*** Passage shown Section Begins ***

When we went back with our preceptor, it was a slightly akward experience. Maude had fallen, and clearly had some neurological deficits (memory and attention problems), and it seemed strange to try to elicit things on the history and physical exam with Maude as a physician–she would know exactly what we were doing. If we had tried to do a mini-mental on her, she’d know what to expect. It’s not that we trick patients on exams, but we do certain tests to try to elicit certain responses to check if things are within the range of normal (whatever that is). Physicians would generally know why we ask patients to sah “Ahh,” or stick out their tongue, or raise their hands above their head.

*** Passage shown Section Ends ***

# Exercises to complete:
a) List the things that, according to the passage about examining Maude, patients are asked to do during an exam and that physicians would generally understand the reason for.
b) Render this sentence from the passage about Maude in Spanish: "If we had tried to do a mini-mental on her, she’d know what to expect."

*** Provided data Section Begins ***

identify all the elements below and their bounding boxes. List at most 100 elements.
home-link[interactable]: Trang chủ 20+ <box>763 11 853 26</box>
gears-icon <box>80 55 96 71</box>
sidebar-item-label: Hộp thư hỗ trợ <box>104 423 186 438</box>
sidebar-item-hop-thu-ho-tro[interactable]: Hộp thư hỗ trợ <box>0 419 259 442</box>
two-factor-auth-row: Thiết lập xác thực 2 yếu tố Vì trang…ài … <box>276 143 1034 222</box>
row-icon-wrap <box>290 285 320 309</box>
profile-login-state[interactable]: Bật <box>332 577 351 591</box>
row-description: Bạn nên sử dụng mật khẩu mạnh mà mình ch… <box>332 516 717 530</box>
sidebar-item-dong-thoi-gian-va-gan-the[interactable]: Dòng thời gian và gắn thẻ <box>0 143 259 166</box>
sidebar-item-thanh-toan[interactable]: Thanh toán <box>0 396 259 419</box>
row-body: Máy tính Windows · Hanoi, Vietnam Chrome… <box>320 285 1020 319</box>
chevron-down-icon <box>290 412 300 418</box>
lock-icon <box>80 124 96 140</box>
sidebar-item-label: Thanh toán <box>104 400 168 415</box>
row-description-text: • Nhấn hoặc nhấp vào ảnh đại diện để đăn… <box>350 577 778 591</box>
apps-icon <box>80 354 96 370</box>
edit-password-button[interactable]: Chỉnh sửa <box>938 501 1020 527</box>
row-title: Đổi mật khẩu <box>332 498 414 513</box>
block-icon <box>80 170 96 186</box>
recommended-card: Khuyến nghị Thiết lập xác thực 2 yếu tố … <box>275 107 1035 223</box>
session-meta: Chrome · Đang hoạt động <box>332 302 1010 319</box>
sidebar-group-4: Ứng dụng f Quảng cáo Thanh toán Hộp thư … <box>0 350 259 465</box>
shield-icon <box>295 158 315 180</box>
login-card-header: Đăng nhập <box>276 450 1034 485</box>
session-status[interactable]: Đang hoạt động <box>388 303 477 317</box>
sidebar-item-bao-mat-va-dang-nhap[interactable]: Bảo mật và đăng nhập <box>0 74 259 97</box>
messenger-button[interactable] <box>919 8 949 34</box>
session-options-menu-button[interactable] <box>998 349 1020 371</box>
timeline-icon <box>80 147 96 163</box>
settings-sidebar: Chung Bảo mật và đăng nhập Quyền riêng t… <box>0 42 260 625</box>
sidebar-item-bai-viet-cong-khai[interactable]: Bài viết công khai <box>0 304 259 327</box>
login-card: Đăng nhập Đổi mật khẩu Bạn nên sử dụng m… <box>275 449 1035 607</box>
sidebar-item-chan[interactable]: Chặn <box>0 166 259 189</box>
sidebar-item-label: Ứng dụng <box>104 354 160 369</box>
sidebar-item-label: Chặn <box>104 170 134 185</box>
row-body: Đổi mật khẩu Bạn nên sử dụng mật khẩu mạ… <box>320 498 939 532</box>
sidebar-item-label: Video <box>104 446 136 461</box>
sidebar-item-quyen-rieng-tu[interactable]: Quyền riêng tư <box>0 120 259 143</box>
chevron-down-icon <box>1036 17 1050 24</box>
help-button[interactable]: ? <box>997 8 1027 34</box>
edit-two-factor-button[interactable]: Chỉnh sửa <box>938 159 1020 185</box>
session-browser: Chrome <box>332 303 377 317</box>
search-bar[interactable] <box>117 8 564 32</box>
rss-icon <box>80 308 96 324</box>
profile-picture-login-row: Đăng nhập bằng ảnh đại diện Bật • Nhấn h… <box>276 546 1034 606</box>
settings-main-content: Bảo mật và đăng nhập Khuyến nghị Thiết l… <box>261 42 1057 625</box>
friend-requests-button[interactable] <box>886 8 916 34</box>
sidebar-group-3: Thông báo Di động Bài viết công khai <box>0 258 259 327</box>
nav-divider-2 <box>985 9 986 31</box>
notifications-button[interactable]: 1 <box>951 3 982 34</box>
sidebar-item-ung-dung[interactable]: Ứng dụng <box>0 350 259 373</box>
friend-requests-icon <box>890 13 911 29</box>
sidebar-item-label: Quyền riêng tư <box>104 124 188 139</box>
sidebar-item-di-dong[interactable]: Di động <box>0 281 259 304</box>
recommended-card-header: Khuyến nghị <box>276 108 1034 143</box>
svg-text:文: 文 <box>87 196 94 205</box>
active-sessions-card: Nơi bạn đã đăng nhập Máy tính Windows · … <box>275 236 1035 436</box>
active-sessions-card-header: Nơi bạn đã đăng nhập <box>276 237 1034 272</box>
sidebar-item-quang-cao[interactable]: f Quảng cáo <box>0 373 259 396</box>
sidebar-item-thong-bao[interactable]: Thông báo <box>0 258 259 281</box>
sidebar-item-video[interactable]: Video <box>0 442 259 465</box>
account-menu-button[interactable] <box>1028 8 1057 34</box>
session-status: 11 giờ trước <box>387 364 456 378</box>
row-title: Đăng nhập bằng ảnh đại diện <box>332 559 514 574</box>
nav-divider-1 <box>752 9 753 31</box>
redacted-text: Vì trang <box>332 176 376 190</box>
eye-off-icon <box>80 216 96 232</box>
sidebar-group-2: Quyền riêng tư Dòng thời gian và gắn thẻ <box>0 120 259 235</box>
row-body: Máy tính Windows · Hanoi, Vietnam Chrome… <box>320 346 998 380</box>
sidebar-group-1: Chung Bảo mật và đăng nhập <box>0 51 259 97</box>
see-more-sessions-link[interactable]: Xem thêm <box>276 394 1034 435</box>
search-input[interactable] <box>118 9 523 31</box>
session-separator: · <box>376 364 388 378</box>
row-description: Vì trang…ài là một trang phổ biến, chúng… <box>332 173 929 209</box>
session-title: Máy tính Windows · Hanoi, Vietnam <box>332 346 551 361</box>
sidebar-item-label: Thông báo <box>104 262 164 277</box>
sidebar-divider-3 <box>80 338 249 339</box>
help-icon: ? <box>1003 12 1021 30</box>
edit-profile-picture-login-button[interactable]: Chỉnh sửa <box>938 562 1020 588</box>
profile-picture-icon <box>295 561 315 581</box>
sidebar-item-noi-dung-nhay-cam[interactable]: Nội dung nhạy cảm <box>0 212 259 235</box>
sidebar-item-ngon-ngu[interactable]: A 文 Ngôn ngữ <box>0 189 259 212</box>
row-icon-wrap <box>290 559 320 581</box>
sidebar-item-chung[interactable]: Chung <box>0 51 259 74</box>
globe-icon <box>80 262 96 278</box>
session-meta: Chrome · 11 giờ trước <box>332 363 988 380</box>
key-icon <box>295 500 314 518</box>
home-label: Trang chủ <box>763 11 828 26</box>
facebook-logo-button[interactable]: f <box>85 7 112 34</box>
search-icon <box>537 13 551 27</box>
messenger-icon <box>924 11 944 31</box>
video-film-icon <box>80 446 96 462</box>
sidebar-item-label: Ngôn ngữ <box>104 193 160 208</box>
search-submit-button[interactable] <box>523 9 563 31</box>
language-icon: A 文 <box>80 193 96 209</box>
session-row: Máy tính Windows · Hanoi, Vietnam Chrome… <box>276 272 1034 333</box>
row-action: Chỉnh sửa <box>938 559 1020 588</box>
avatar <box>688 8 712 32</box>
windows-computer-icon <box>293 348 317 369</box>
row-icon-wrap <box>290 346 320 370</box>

*** Provided data Section Ends ***

# Outputs by task:
a)
- Say "Ahh."
- Stick out their tongue.
- Raise their hands above their head.

b) Si hubiéramos intentado hacerle un mini-mental, ella sabría qué esperar.